PROBLEM TO SOLVE: Leave out every picture, then transcribe the rest of the listing exactly.

= = = = =

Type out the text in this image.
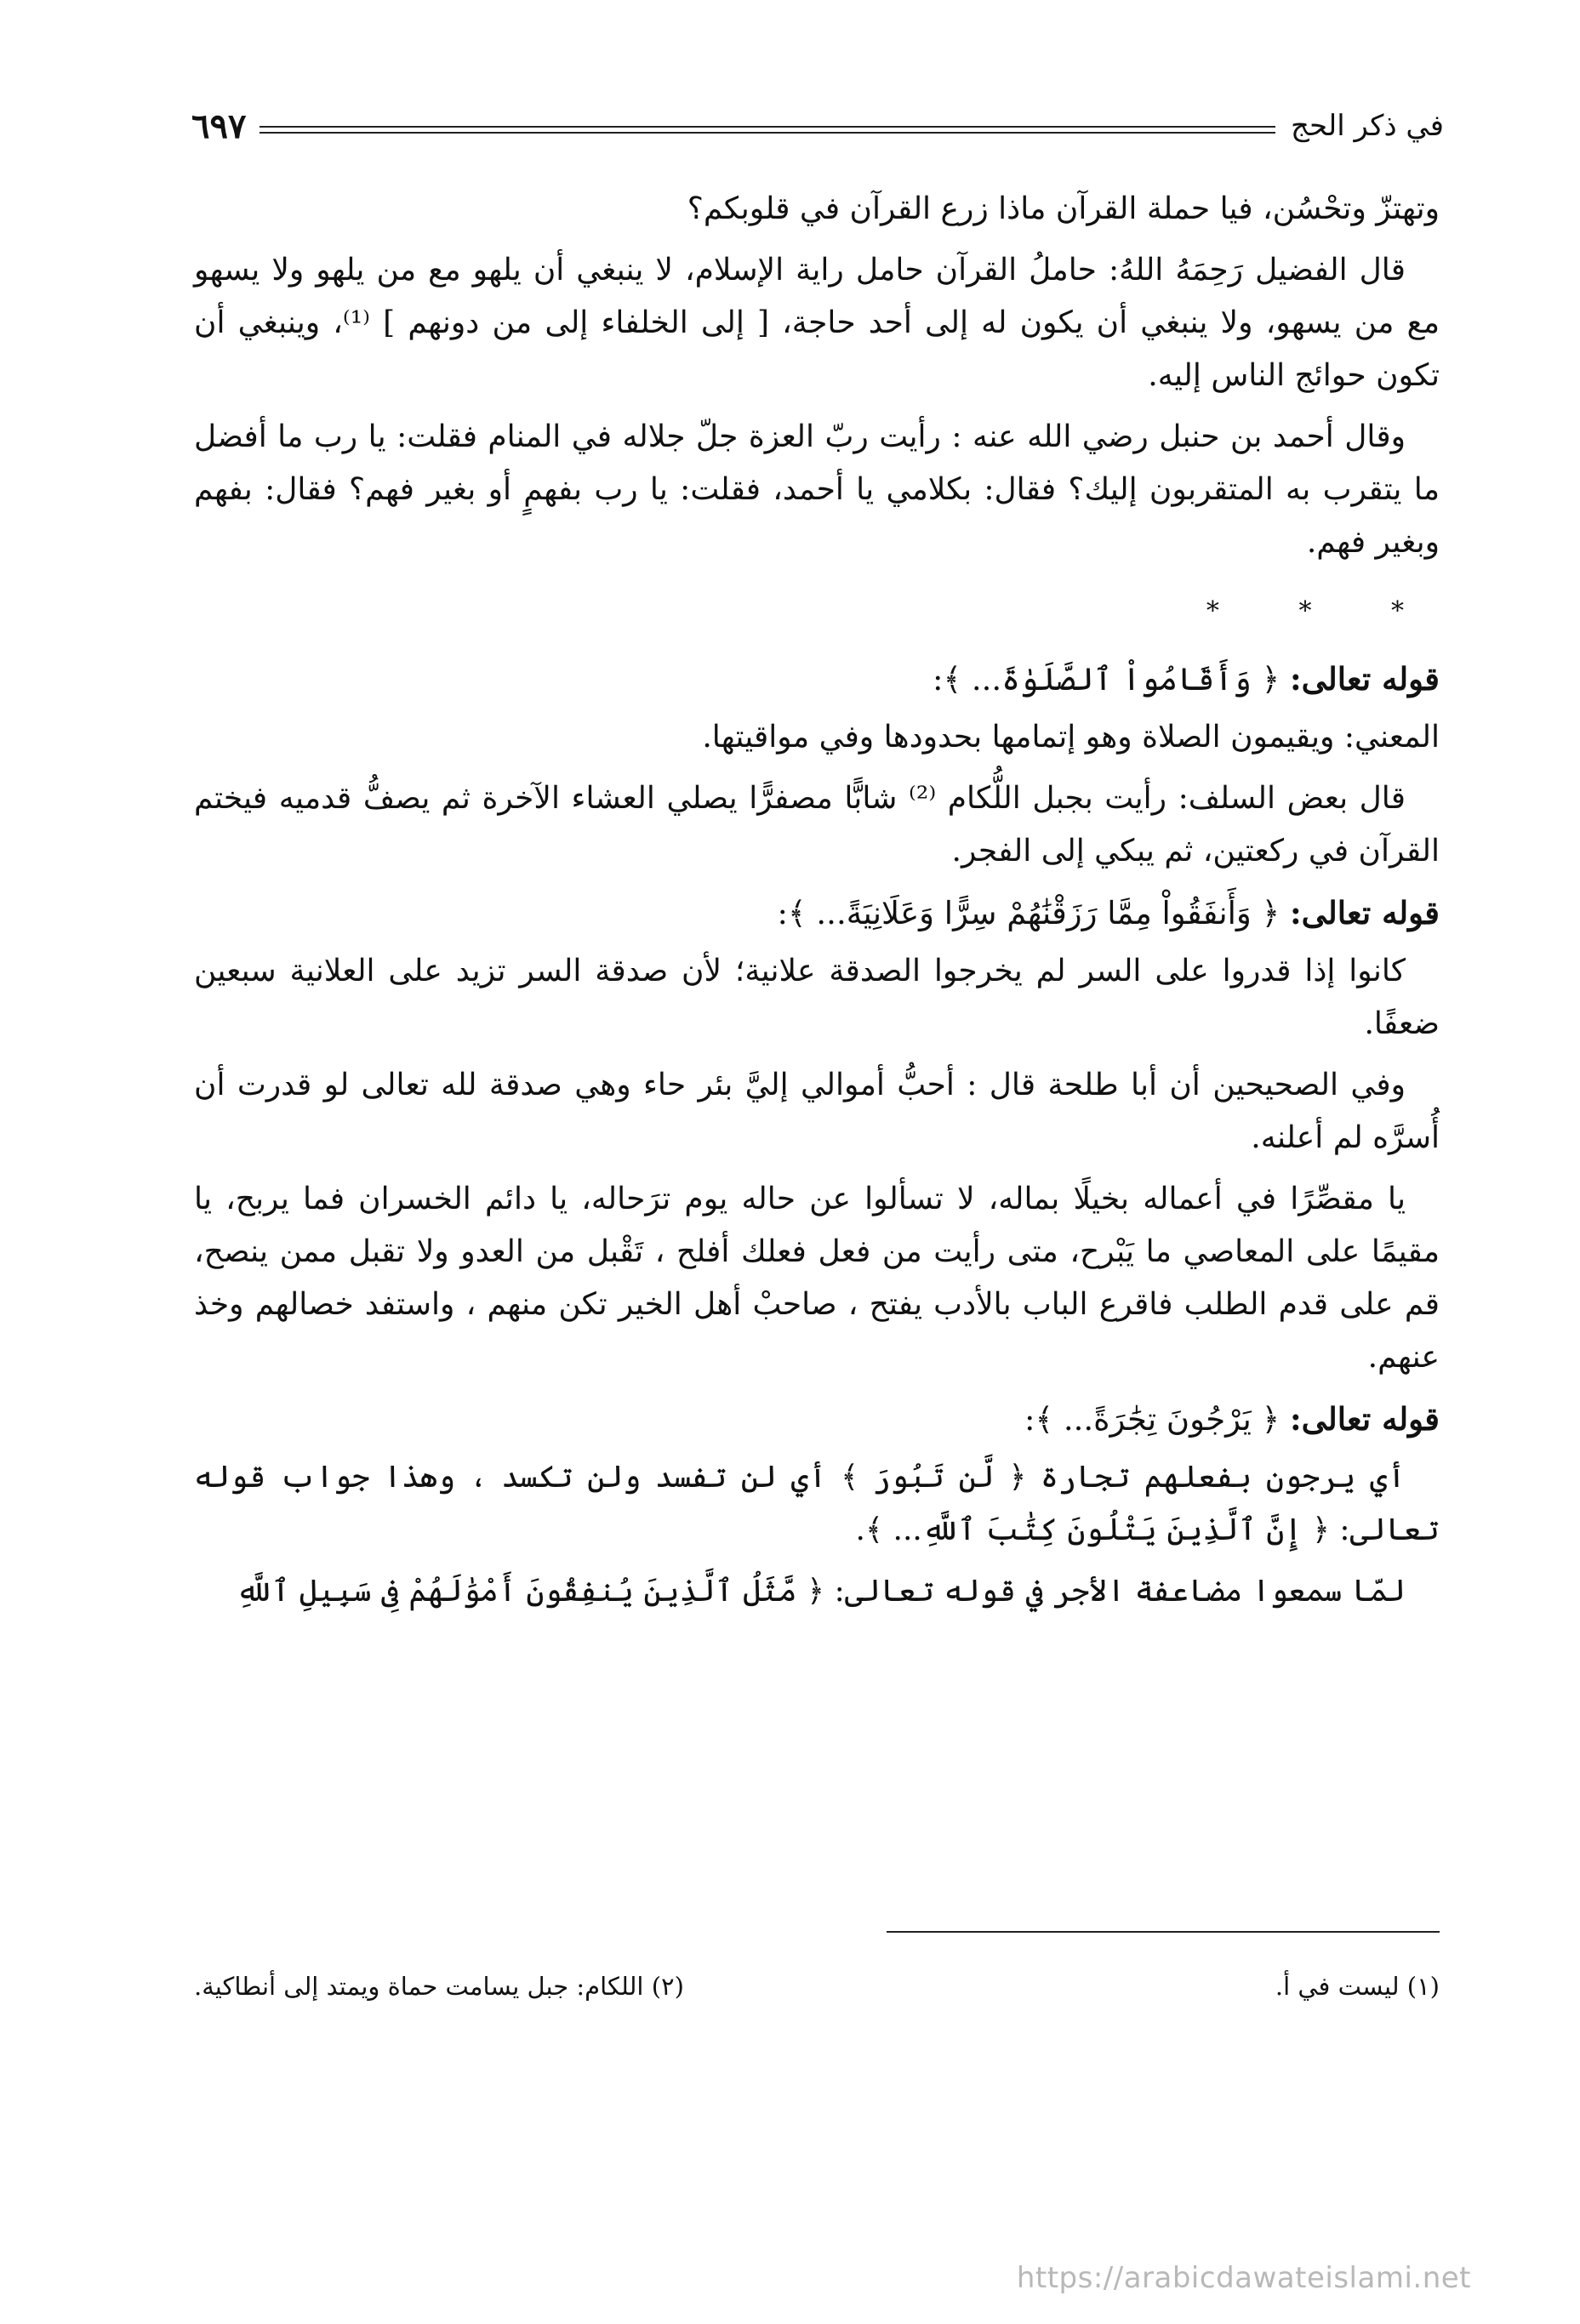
في ذكر الحج
٦٩٧

وتهتزّ وتحْسُن، فيا حملة القرآن ماذا زرع القرآن في قلوبكم؟

قال الفضيل رَحِمَهُ اللهُ: حاملُ القرآن حامل راية الإسلام، لا ينبغي أن يلهو مع من يلهو ولا يسهو مع من يسهو، ولا ينبغي أن يكون له إلى أحد حاجة، [ إلى الخلفاء إلى من دونهم ] ⁽¹⁾، وينبغي أن تكون حوائج الناس إليه.

وقال أحمد بن حنبل رضي الله عنه : رأيت ربّ العزة جلّ جلاله في المنام فقلت: يا رب ما أفضل ما يتقرب به المتقربون إليك؟ فقال: بكلامي يا أحمد، فقلت: يا رب بفهمٍ أو بغير فهم؟ فقال: بفهم وبغير فهم.

* * *

قوله تعالى: ﴿ وَأَقَامُواْ ٱلصَّلَوٰةَ... ﴾:

المعني: ويقيمون الصلاة وهو إتمامها بحدودها وفي مواقيتها.

قال بعض السلف: رأيت بجبل اللُّكام ⁽²⁾ شابًّا مصفرًّا يصلي العشاء الآخرة ثم يصفُّ قدميه فيختم القرآن في ركعتين، ثم يبكي إلى الفجر.

قوله تعالى: ﴿ وَأَنفَقُواْ مِمَّا رَزَقْنَٰهُمْ سِرًّا وَعَلَانِيَةً... ﴾:

كانوا إذا قدروا على السر لم يخرجوا الصدقة علانية؛ لأن صدقة السر تزيد على العلانية سبعين ضعفًا.

وفي الصحيحين أن أبا طلحة قال : أحبُّ أموالي إليَّ بئر حاء وهي صدقة لله تعالى لو قدرت أن أُسرَّه لم أعلنه.

يا مقصِّرًا في أعماله بخيلًا بماله، لا تسألوا عن حاله يوم ترَحاله، يا دائم الخسران فما يربح، يا مقيمًا على المعاصي ما يَبْرح، متى رأيت من فعل فعلك أفلح ، تَقْبل من العدو ولا تقبل ممن ينصح، قم على قدم الطلب فاقرع الباب بالأدب يفتح ، صاحبْ أهل الخير تكن منهم ، واستفد خصالهم وخذ عنهم.

قوله تعالى: ﴿ يَرْجُونَ تِجَٰرَةً... ﴾:

أي يرجون بفعلهم تجارة ﴿ لَّن تَبُورَ ﴾ أي لن تفسد ولن تكسد ، وهذا جواب قوله تعالى: ﴿ إِنَّ ٱلَّذِينَ يَتْلُونَ كِتَٰبَ ٱللَّهِ... ﴾.

لمّا سمعوا مضاعفة الأجر في قوله تعالى: ﴿ مَّثَلُ ٱلَّذِينَ يُنفِقُونَ أَمْوَٰلَهُمْ فِى سَبِيلِ ٱللَّهِ

(١) ليست في أ.
(٢) اللكام: جبل يسامت حماة ويمتد إلى أنطاكية.
https://arabicdawateislami.net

= = = = =

CORRECT ANSWER:
Type out the text in this image.
في ذكر الحج
٦٩٧

وتهتزّ وتحْسُن، فيا حملة القرآن ماذا زرع القرآن في قلوبكم؟

قال الفضيل رَحِمَهُ اللهُ: حاملُ القرآن حامل راية الإسلام، لا ينبغي أن يلهو مع من يلهو ولا يسهو مع من يسهو، ولا ينبغي أن يكون له إلى أحد حاجة، [ إلى الخلفاء إلى من دونهم ] ⁽¹⁾، وينبغي أن تكون حوائج الناس إليه.

وقال أحمد بن حنبل رضي الله عنه : رأيت ربّ العزة جلّ جلاله في المنام فقلت: يا رب ما أفضل ما يتقرب به المتقربون إليك؟ فقال: بكلامي يا أحمد، فقلت: يا رب بفهمٍ أو بغير فهم؟ فقال: بفهم وبغير فهم.

* * *

قوله تعالى: ﴿ وَأَقَامُواْ ٱلصَّلَوٰةَ... ﴾:

المعني: ويقيمون الصلاة وهو إتمامها بحدودها وفي مواقيتها.

قال بعض السلف: رأيت بجبل اللُّكام ⁽²⁾ شابًّا مصفرًّا يصلي العشاء الآخرة ثم يصفُّ قدميه فيختم القرآن في ركعتين، ثم يبكي إلى الفجر.

قوله تعالى: ﴿ وَأَنفَقُواْ مِمَّا رَزَقْنَٰهُمْ سِرًّا وَعَلَانِيَةً... ﴾:

كانوا إذا قدروا على السر لم يخرجوا الصدقة علانية؛ لأن صدقة السر تزيد على العلانية سبعين ضعفًا.

وفي الصحيحين أن أبا طلحة قال : أحبُّ أموالي إليَّ بئر حاء وهي صدقة لله تعالى لو قدرت أن أُسرَّه لم أعلنه.

يا مقصِّرًا في أعماله بخيلًا بماله، لا تسألوا عن حاله يوم ترَحاله، يا دائم الخسران فما يربح، يا مقيمًا على المعاصي ما يَبْرح، متى رأيت من فعل فعلك أفلح ، تَقْبل من العدو ولا تقبل ممن ينصح، قم على قدم الطلب فاقرع الباب بالأدب يفتح ، صاحبْ أهل الخير تكن منهم ، واستفد خصالهم وخذ عنهم.

قوله تعالى: ﴿ يَرْجُونَ تِجَٰرَةً... ﴾:

أي يرجون بفعلهم تجارة ﴿ لَّن تَبُورَ ﴾ أي لن تفسد ولن تكسد ، وهذا جواب قوله تعالى: ﴿ إِنَّ ٱلَّذِينَ يَتْلُونَ كِتَٰبَ ٱللَّهِ... ﴾.

لمّا سمعوا مضاعفة الأجر في قوله تعالى: ﴿ مَّثَلُ ٱلَّذِينَ يُنفِقُونَ أَمْوَٰلَهُمْ فِى سَبِيلِ ٱللَّهِ

(١) ليست في أ.
(٢) اللكام: جبل يسامت حماة ويمتد إلى أنطاكية.
https://arabicdawateislami.net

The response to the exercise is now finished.